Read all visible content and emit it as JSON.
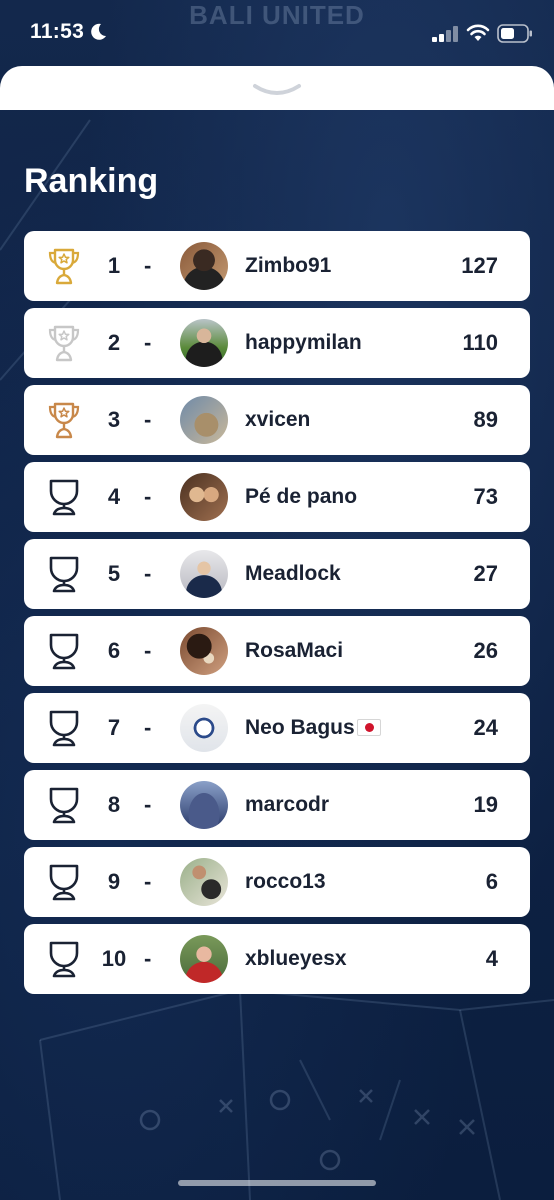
{
  "status_bar": {
    "time": "11:53",
    "brand": "BALI UNITED"
  },
  "page": {
    "title": "Ranking"
  },
  "colors": {
    "gold": "#d9a93a",
    "silver": "#c7c7c7",
    "bronze": "#c8884a",
    "plain": "#1a2233"
  },
  "ranking": [
    {
      "rank": "1",
      "dash": "-",
      "name": "Zimbo91",
      "score": "127",
      "trophy": "gold-trophy-icon",
      "avatar": "avatar-1"
    },
    {
      "rank": "2",
      "dash": "-",
      "name": "happymilan",
      "score": "110",
      "trophy": "silver-trophy-icon",
      "avatar": "avatar-2"
    },
    {
      "rank": "3",
      "dash": "-",
      "name": "xvicen",
      "score": "89",
      "trophy": "bronze-trophy-icon",
      "avatar": "avatar-3"
    },
    {
      "rank": "4",
      "dash": "-",
      "name": "Pé de pano",
      "score": "73",
      "trophy": "trophy-icon",
      "avatar": "avatar-4"
    },
    {
      "rank": "5",
      "dash": "-",
      "name": "Meadlock",
      "score": "27",
      "trophy": "trophy-icon",
      "avatar": "avatar-5"
    },
    {
      "rank": "6",
      "dash": "-",
      "name": "RosaMaci",
      "score": "26",
      "trophy": "trophy-icon",
      "avatar": "avatar-6"
    },
    {
      "rank": "7",
      "dash": "-",
      "name": "Neo Bagus",
      "score": "24",
      "trophy": "trophy-icon",
      "avatar": "avatar-7",
      "flag": "japan-flag-icon"
    },
    {
      "rank": "8",
      "dash": "-",
      "name": "marcodr",
      "score": "19",
      "trophy": "trophy-icon",
      "avatar": "avatar-8"
    },
    {
      "rank": "9",
      "dash": "-",
      "name": "rocco13",
      "score": "6",
      "trophy": "trophy-icon",
      "avatar": "avatar-9"
    },
    {
      "rank": "10",
      "dash": "-",
      "name": "xblueyesx",
      "score": "4",
      "trophy": "trophy-icon",
      "avatar": "avatar-10"
    }
  ]
}
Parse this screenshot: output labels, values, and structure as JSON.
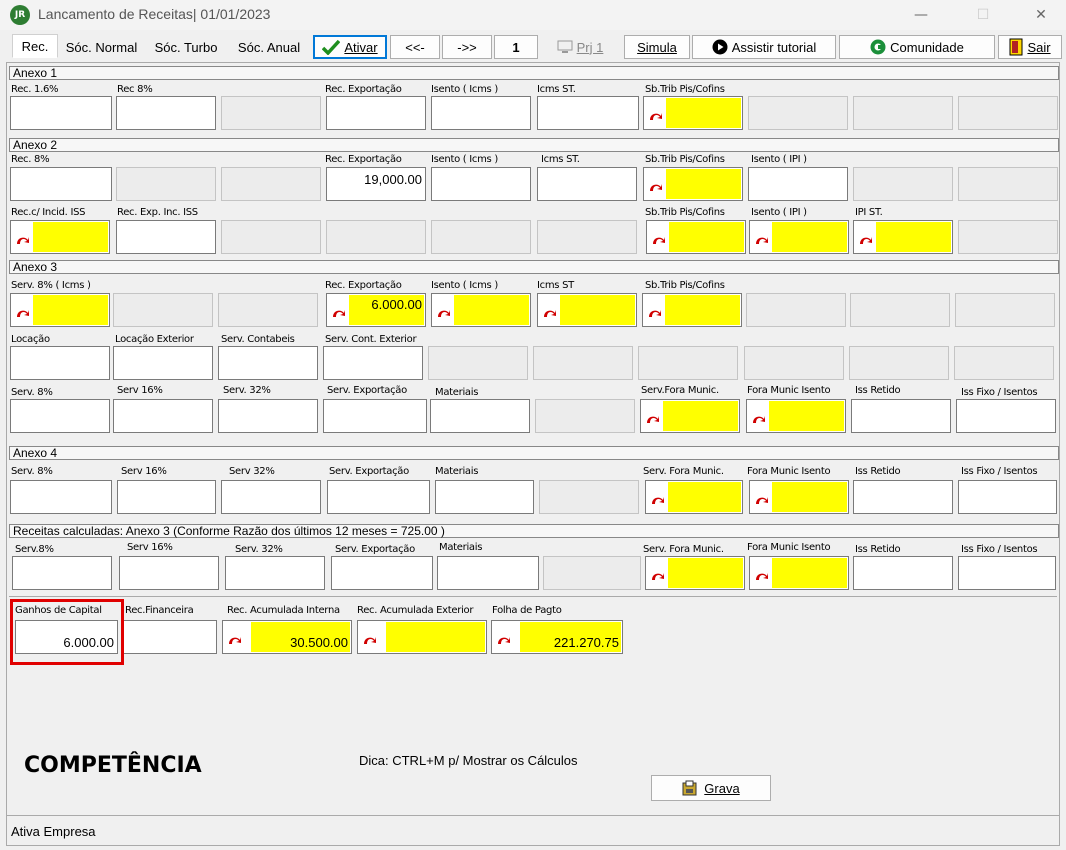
{
  "window": {
    "app_icon_text": "JR",
    "title": "Lancamento de Receitas|  01/01/2023",
    "minimize": "—",
    "maximize": "☐",
    "close": "✕"
  },
  "toolbar": {
    "tabs": [
      "Rec.",
      "Sóc. Normal",
      "Sóc. Turbo",
      "Sóc. Anual"
    ],
    "ativar": "Ativar",
    "prev": "<<-",
    "next": "->>",
    "page": "1",
    "prj": "Prj 1",
    "simula": "Simula",
    "tutorial": "Assistir tutorial",
    "comunidade": "Comunidade",
    "sair": "Sair"
  },
  "anexo1": {
    "header": "Anexo 1",
    "labels": [
      "Rec. 1.6%",
      "Rec 8%",
      "Rec. Exportação",
      "Isento ( Icms )",
      "Icms ST.",
      "Sb.Trib Pis/Cofins"
    ]
  },
  "anexo2": {
    "header": "Anexo 2",
    "row1_labels": [
      "Rec. 8%",
      "Rec. Exportação",
      "Isento ( Icms )",
      "Icms ST.",
      "Sb.Trib Pis/Cofins",
      "Isento ( IPI )"
    ],
    "rec_exportacao": "19,000.00",
    "row2_labels": [
      "Rec.c/ Incid. ISS",
      "Rec. Exp. Inc. ISS",
      "Sb.Trib Pis/Cofins",
      "Isento ( IPI )",
      "IPI ST."
    ]
  },
  "anexo3": {
    "header": "Anexo 3",
    "row1_labels": [
      "Serv. 8% ( Icms )",
      "Rec. Exportação",
      "Isento ( Icms )",
      "Icms ST",
      "Sb.Trib Pis/Cofins"
    ],
    "rec_exportacao": "6.000.00",
    "row2_labels": [
      "Locação",
      "Locação Exterior",
      "Serv. Contabeis",
      "Serv. Cont. Exterior"
    ],
    "row3_labels": [
      "Serv. 8%",
      "Serv 16%",
      "Serv. 32%",
      "Serv. Exportação",
      "Materiais",
      "Serv.Fora Munic.",
      "Fora Munic Isento",
      "Iss Retido",
      "Iss Fixo / Isentos"
    ]
  },
  "anexo4": {
    "header": "Anexo 4",
    "labels": [
      "Serv. 8%",
      "Serv 16%",
      "Serv 32%",
      "Serv. Exportação",
      "Materiais",
      "Serv. Fora Munic.",
      "Fora Munic Isento",
      "Iss Retido",
      "Iss Fixo / Isentos"
    ]
  },
  "calculadas": {
    "header": "Receitas calculadas: Anexo 3 (Conforme Razão dos últimos 12 meses = 725.00 )",
    "labels": [
      "Serv.8%",
      "Serv 16%",
      "Serv. 32%",
      "Serv. Exportação",
      "Materiais",
      "Serv. Fora Munic.",
      "Fora Munic Isento",
      "Iss Retido",
      "Iss Fixo / Isentos"
    ]
  },
  "bottom": {
    "labels": [
      "Ganhos de Capital",
      "Rec.Financeira",
      "Rec. Acumulada Interna",
      "Rec. Acumulada Exterior",
      "Folha de Pagto"
    ],
    "ganhos_capital": "6.000.00",
    "rec_acumulada_interna": "30.500.00",
    "folha_pagto": "221.270.75"
  },
  "competencia": "COMPETÊNCIA",
  "hint": "Dica: CTRL+M p/ Mostrar os Cálculos",
  "grava": "Grava",
  "status": "Ativa Empresa",
  "colors": {
    "yellow": "#ffff00",
    "highlight": "#e00000",
    "focus": "#0078d7"
  }
}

*Task brief*
Track down every line of the material containing the string "gold", and copy it.

*Final result*
    "gold": "#d9a93a",
      "trophy": "gold-trophy-icon",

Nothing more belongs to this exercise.